GIVEN REQUEST → Give back each entry unchanged, minus pictures.
++++ GIVEN DATA ++++
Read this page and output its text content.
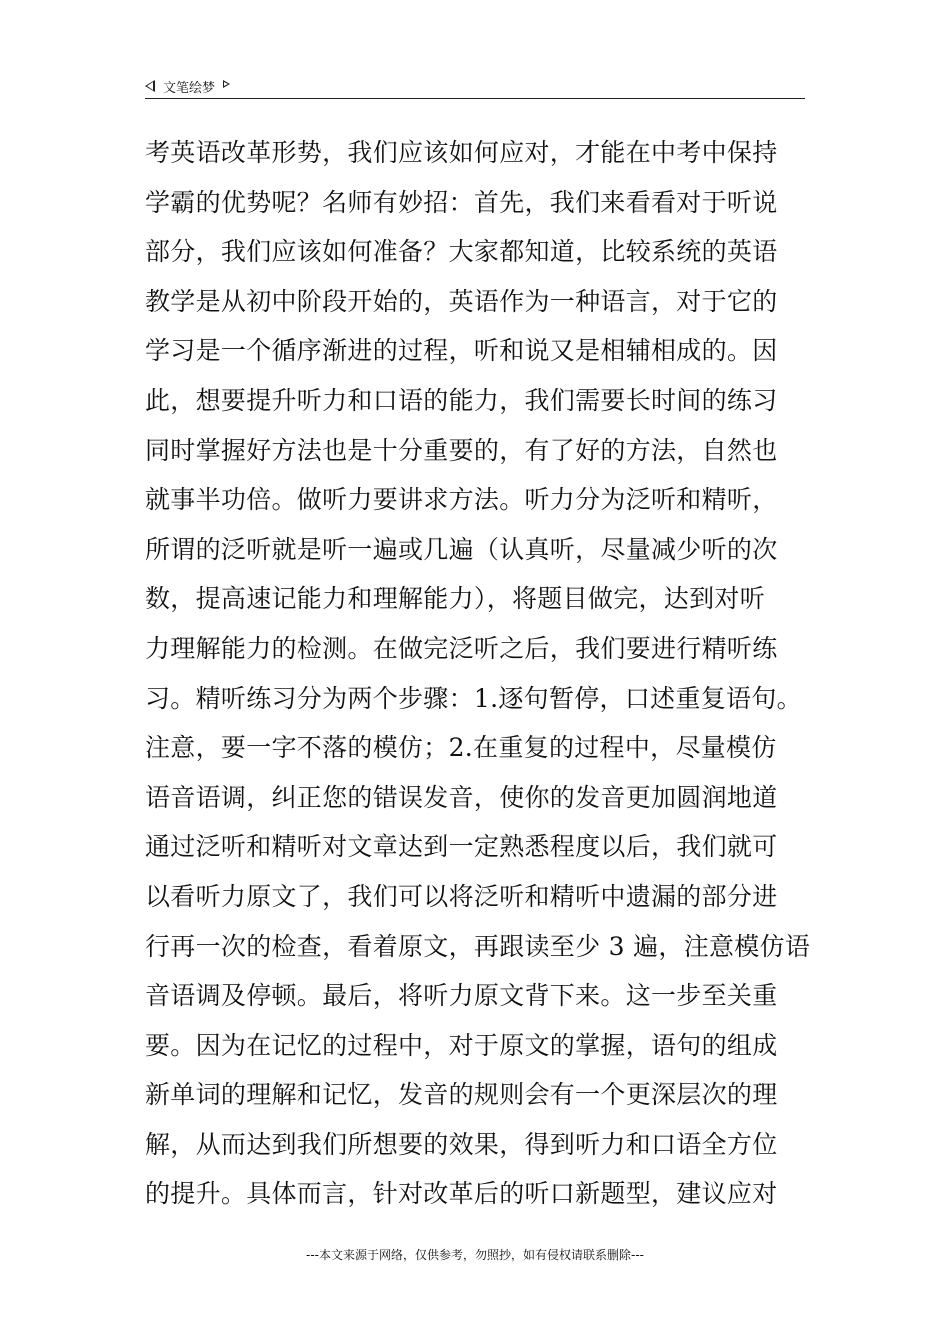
文笔绘梦
考英语改革形势，我们应该如何应对，才能在中考中保持
学霸的优势呢？名师有妙招：首先，我们来看看对于听说
部分，我们应该如何准备？大家都知道，比较系统的英语
教学是从初中阶段开始的，英语作为一种语言，对于它的
学习是一个循序渐进的过程，听和说又是相辅相成的。因
此，想要提升听力和口语的能力，我们需要长时间的练习
同时掌握好方法也是十分重要的，有了好的方法，自然也
就事半功倍。做听力要讲求方法。听力分为泛听和精听，
所谓的泛听就是听一遍或几遍（认真听，尽量减少听的次
数，提高速记能力和理解能力），将题目做完，达到对听
力理解能力的检测。在做完泛听之后，我们要进行精听练
习。精听练习分为两个步骤：1.逐句暂停，口述重复语句。
注意，要一字不落的模仿；2.在重复的过程中，尽量模仿
语音语调，纠正您的错误发音，使你的发音更加圆润地道
通过泛听和精听对文章达到一定熟悉程度以后，我们就可
以看听力原文了，我们可以将泛听和精听中遗漏的部分进
行再一次的检查，看着原文，再跟读至少 3 遍，注意模仿语
音语调及停顿。最后，将听力原文背下来。这一步至关重
要。因为在记忆的过程中，对于原文的掌握，语句的组成
新单词的理解和记忆，发音的规则会有一个更深层次的理
解，从而达到我们所想要的效果，得到听力和口语全方位
的提升。具体而言，针对改革后的听口新题型，建议应对
---本文来源于网络，仅供参考，勿照抄，如有侵权请联系删除---
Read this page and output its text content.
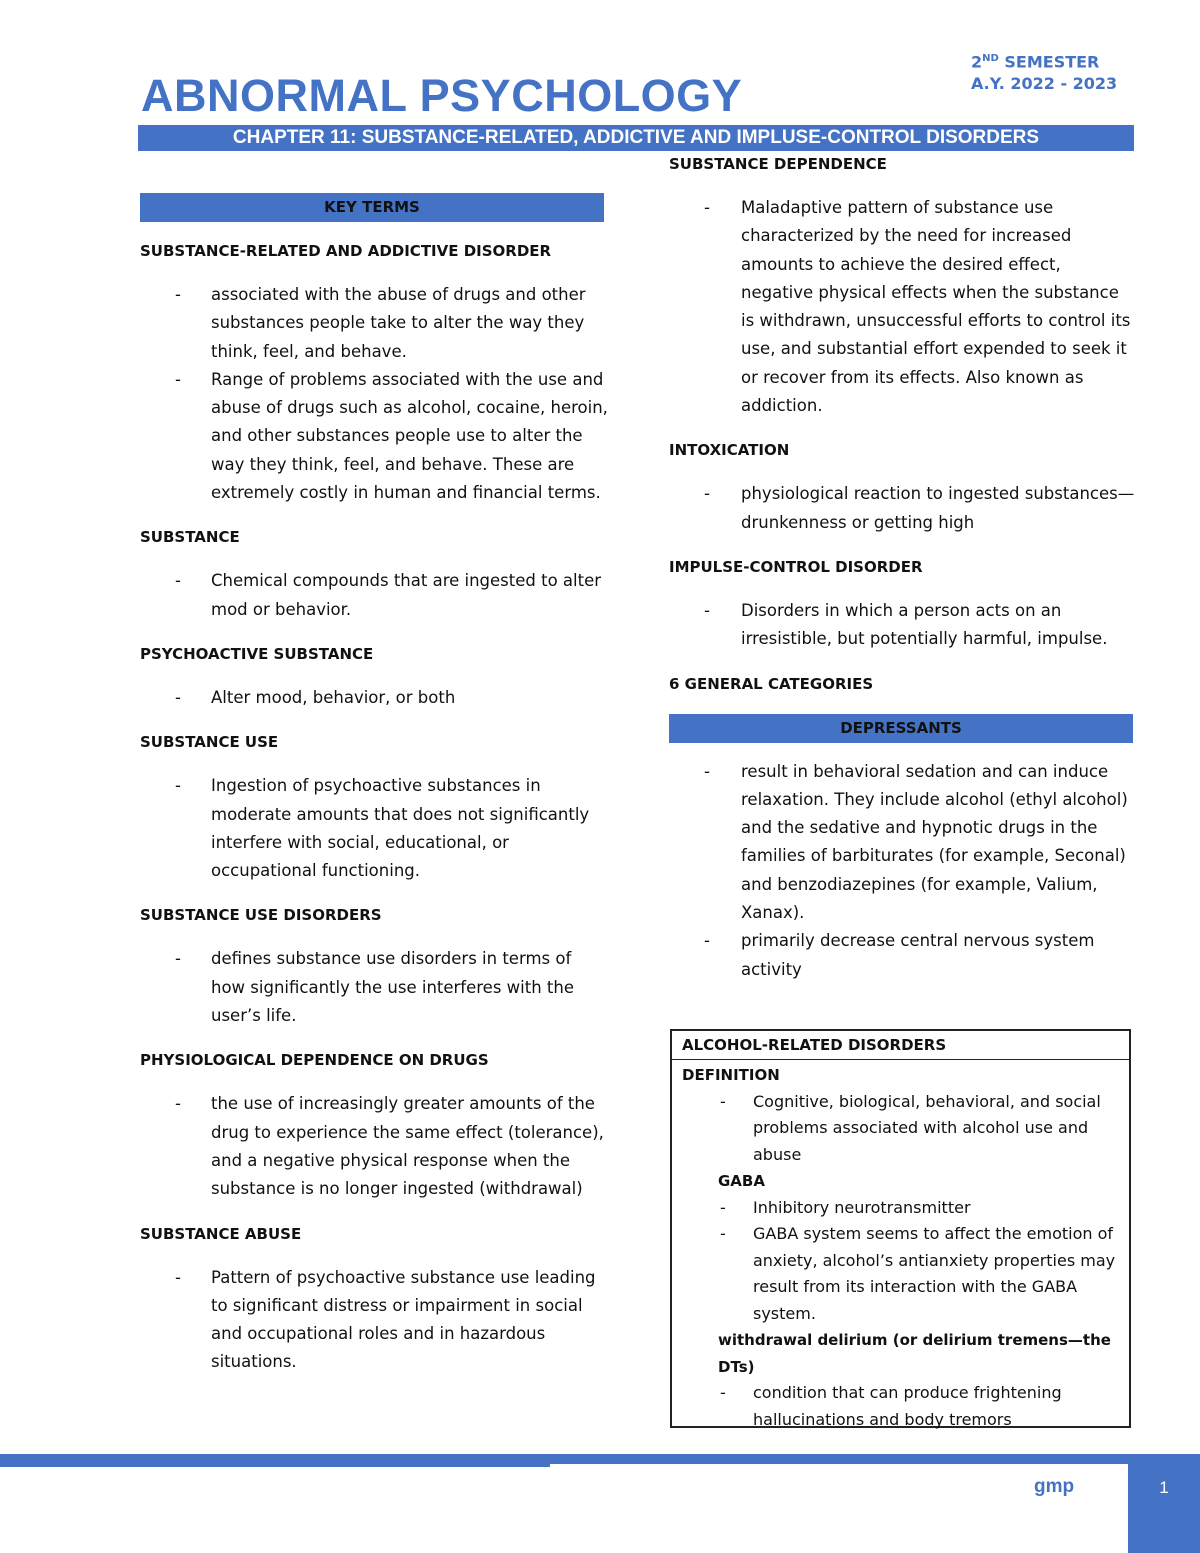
ABNORMAL PSYCHOLOGY
2ND SEMESTER
A.Y. 2022 - 2023
CHAPTER 11: SUBSTANCE-RELATED, ADDICTIVE AND IMPLUSE-CONTROL DISORDERS
KEY TERMS
SUBSTANCE-RELATED AND ADDICTIVE DISORDER
- associated with the abuse of drugs and other substances people take to alter the way they think, feel, and behave.
- Range of problems associated with the use and abuse of drugs such as alcohol, cocaine, heroin, and other substances people use to alter the way they think, feel, and behave. These are extremely costly in human and financial terms.
SUBSTANCE
- Chemical compounds that are ingested to alter mod or behavior.
PSYCHOACTIVE SUBSTANCE
- Alter mood, behavior, or both
SUBSTANCE USE
- Ingestion of psychoactive substances in moderate amounts that does not significantly interfere with social, educational, or occupational functioning.
SUBSTANCE USE DISORDERS
- defines substance use disorders in terms of how significantly the use interferes with the user’s life.
PHYSIOLOGICAL DEPENDENCE ON DRUGS
- the use of increasingly greater amounts of the drug to experience the same effect (tolerance), and a negative physical response when the substance is no longer ingested (withdrawal)
SUBSTANCE ABUSE
- Pattern of psychoactive substance use leading to significant distress or impairment in social and occupational roles and in hazardous situations.
SUBSTANCE DEPENDENCE
- Maladaptive pattern of substance use characterized by the need for increased amounts to achieve the desired effect, negative physical effects when the substance is withdrawn, unsuccessful efforts to control its use, and substantial effort expended to seek it or recover from its effects. Also known as addiction.
INTOXICATION
- physiological reaction to ingested substances—drunkenness or getting high
IMPULSE-CONTROL DISORDER
- Disorders in which a person acts on an irresistible, but potentially harmful, impulse.
6 GENERAL CATEGORIES
DEPRESSANTS
- result in behavioral sedation and can induce relaxation. They include alcohol (ethyl alcohol) and the sedative and hypnotic drugs in the families of barbiturates (for example, Seconal) and benzodiazepines (for example, Valium, Xanax).
- primarily decrease central nervous system activity
ALCOHOL-RELATED DISORDERS
DEFINITION
- Cognitive, biological, behavioral, and social problems associated with alcohol use and abuse
GABA
- Inhibitory neurotransmitter
- GABA system seems to affect the emotion of anxiety, alcohol’s antianxiety properties may result from its interaction with the GABA system.
withdrawal delirium (or delirium tremens—the DTs)
- condition that can produce frightening hallucinations and body tremors
gmp	1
++++
EXERCISE ANSWER →
Read this page and output its text content.
文笔绘梦
考英语改革形势，我们应该如何应对，才能在中考中保持
学霸的优势呢？名师有妙招：首先，我们来看看对于听说
部分，我们应该如何准备？大家都知道，比较系统的英语
教学是从初中阶段开始的，英语作为一种语言，对于它的
学习是一个循序渐进的过程，听和说又是相辅相成的。因
此，想要提升听力和口语的能力，我们需要长时间的练习
同时掌握好方法也是十分重要的，有了好的方法，自然也
就事半功倍。做听力要讲求方法。听力分为泛听和精听，
所谓的泛听就是听一遍或几遍（认真听，尽量减少听的次
数，提高速记能力和理解能力），将题目做完，达到对听
力理解能力的检测。在做完泛听之后，我们要进行精听练
习。精听练习分为两个步骤：1.逐句暂停，口述重复语句。
注意，要一字不落的模仿；2.在重复的过程中，尽量模仿
语音语调，纠正您的错误发音，使你的发音更加圆润地道
通过泛听和精听对文章达到一定熟悉程度以后，我们就可
以看听力原文了，我们可以将泛听和精听中遗漏的部分进
行再一次的检查，看着原文，再跟读至少 3 遍，注意模仿语
音语调及停顿。最后，将听力原文背下来。这一步至关重
要。因为在记忆的过程中，对于原文的掌握，语句的组成
新单词的理解和记忆，发音的规则会有一个更深层次的理
解，从而达到我们所想要的效果，得到听力和口语全方位
的提升。具体而言，针对改革后的听口新题型，建议应对
---本文来源于网络，仅供参考，勿照抄，如有侵权请联系删除---
Read this page and output its text content.
ABNORMAL PSYCHOLOGY
2ND SEMESTER
A.Y. 2022 - 2023
CHAPTER 11: SUBSTANCE-RELATED, ADDICTIVE AND IMPLUSE-CONTROL DISORDERS
KEY TERMS
SUBSTANCE-RELATED AND ADDICTIVE DISORDER
- associated with the abuse of drugs and other substances people take to alter the way they think, feel, and behave.
- Range of problems associated with the use and abuse of drugs such as alcohol, cocaine, heroin, and other substances people use to alter the way they think, feel, and behave. These are extremely costly in human and financial terms.
SUBSTANCE
- Chemical compounds that are ingested to alter mod or behavior.
PSYCHOACTIVE SUBSTANCE
- Alter mood, behavior, or both
SUBSTANCE USE
- Ingestion of psychoactive substances in moderate amounts that does not significantly interfere with social, educational, or occupational functioning.
SUBSTANCE USE DISORDERS
- defines substance use disorders in terms of how significantly the use interferes with the user’s life.
PHYSIOLOGICAL DEPENDENCE ON DRUGS
- the use of increasingly greater amounts of the drug to experience the same effect (tolerance), and a negative physical response when the substance is no longer ingested (withdrawal)
SUBSTANCE ABUSE
- Pattern of psychoactive substance use leading to significant distress or impairment in social and occupational roles and in hazardous situations.
SUBSTANCE DEPENDENCE
- Maladaptive pattern of substance use characterized by the need for increased amounts to achieve the desired effect, negative physical effects when the substance is withdrawn, unsuccessful efforts to control its use, and substantial effort expended to seek it or recover from its effects. Also known as addiction.
INTOXICATION
- physiological reaction to ingested substances—drunkenness or getting high
IMPULSE-CONTROL DISORDER
- Disorders in which a person acts on an irresistible, but potentially harmful, impulse.
6 GENERAL CATEGORIES
DEPRESSANTS
- result in behavioral sedation and can induce relaxation. They include alcohol (ethyl alcohol) and the sedative and hypnotic drugs in the families of barbiturates (for example, Seconal) and benzodiazepines (for example, Valium, Xanax).
- primarily decrease central nervous system activity
ALCOHOL-RELATED DISORDERS
DEFINITION
- Cognitive, biological, behavioral, and social problems associated with alcohol use and abuse
GABA
- Inhibitory neurotransmitter
- GABA system seems to affect the emotion of anxiety, alcohol’s antianxiety properties may result from its interaction with the GABA system.
withdrawal delirium (or delirium tremens—the DTs)
- condition that can produce frightening hallucinations and body tremors
gmp	1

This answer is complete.